#### [Part of a data file]
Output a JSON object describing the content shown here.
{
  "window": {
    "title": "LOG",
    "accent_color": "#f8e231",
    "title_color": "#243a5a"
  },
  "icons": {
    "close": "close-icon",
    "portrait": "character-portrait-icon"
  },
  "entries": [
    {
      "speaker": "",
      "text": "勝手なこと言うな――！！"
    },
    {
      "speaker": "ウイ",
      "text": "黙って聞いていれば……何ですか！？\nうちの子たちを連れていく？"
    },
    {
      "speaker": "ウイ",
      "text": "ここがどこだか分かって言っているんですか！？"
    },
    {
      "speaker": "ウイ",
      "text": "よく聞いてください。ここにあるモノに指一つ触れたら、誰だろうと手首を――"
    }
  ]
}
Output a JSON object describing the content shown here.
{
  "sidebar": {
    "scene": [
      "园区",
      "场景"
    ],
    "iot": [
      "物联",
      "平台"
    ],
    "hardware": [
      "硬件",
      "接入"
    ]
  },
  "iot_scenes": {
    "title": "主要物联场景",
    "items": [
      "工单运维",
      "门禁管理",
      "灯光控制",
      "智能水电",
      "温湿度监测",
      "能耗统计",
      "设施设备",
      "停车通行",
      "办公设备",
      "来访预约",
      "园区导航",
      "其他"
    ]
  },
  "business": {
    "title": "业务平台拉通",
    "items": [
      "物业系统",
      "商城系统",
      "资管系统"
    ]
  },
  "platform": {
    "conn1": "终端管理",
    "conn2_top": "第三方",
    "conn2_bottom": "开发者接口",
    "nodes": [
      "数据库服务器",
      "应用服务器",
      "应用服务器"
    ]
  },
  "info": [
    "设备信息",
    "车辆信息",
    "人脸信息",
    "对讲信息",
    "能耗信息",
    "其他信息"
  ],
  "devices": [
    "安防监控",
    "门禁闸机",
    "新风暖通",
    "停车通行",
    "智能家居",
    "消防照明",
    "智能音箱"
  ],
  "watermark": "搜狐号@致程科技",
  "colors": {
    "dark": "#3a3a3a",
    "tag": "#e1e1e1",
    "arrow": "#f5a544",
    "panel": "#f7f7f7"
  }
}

#### [Task goal]
Copy out the whole listing exactly; please set it all down.

#### [Right answer]
Output a JSON object describing the content shown here.
{
  "window": {
    "title": "LOG",
    "accent_color": "#f8e231",
    "title_color": "#243a5a"
  },
  "icons": {
    "close": "close-icon",
    "portrait": "character-portrait-icon"
  },
  "entries": [
    {
      "speaker": "",
      "text": "勝手なこと言うな――！！"
    },
    {
      "speaker": "ウイ",
      "text": "黙って聞いていれば……何ですか！？\nうちの子たちを連れていく？"
    },
    {
      "speaker": "ウイ",
      "text": "ここがどこだか分かって言っているんですか！？"
    },
    {
      "speaker": "ウイ",
      "text": "よく聞いてください。ここにあるモノに指一つ触れたら、誰だろうと手首を――"
    }
  ]
}
Output a JSON object describing the content shown here.
{
  "sidebar": {
    "scene": [
      "园区",
      "场景"
    ],
    "iot": [
      "物联",
      "平台"
    ],
    "hardware": [
      "硬件",
      "接入"
    ]
  },
  "iot_scenes": {
    "title": "主要物联场景",
    "items": [
      "工单运维",
      "门禁管理",
      "灯光控制",
      "智能水电",
      "温湿度监测",
      "能耗统计",
      "设施设备",
      "停车通行",
      "办公设备",
      "来访预约",
      "园区导航",
      "其他"
    ]
  },
  "business": {
    "title": "业务平台拉通",
    "items": [
      "物业系统",
      "商城系统",
      "资管系统"
    ]
  },
  "platform": {
    "conn1": "终端管理",
    "conn2_top": "第三方",
    "conn2_bottom": "开发者接口",
    "nodes": [
      "数据库服务器",
      "应用服务器",
      "应用服务器"
    ]
  },
  "info": [
    "设备信息",
    "车辆信息",
    "人脸信息",
    "对讲信息",
    "能耗信息",
    "其他信息"
  ],
  "devices": [
    "安防监控",
    "门禁闸机",
    "新风暖通",
    "停车通行",
    "智能家居",
    "消防照明",
    "智能音箱"
  ],
  "watermark": "搜狐号@致程科技",
  "colors": {
    "dark": "#3a3a3a",
    "tag": "#e1e1e1",
    "arrow": "#f5a544",
    "panel": "#f7f7f7"
  }
}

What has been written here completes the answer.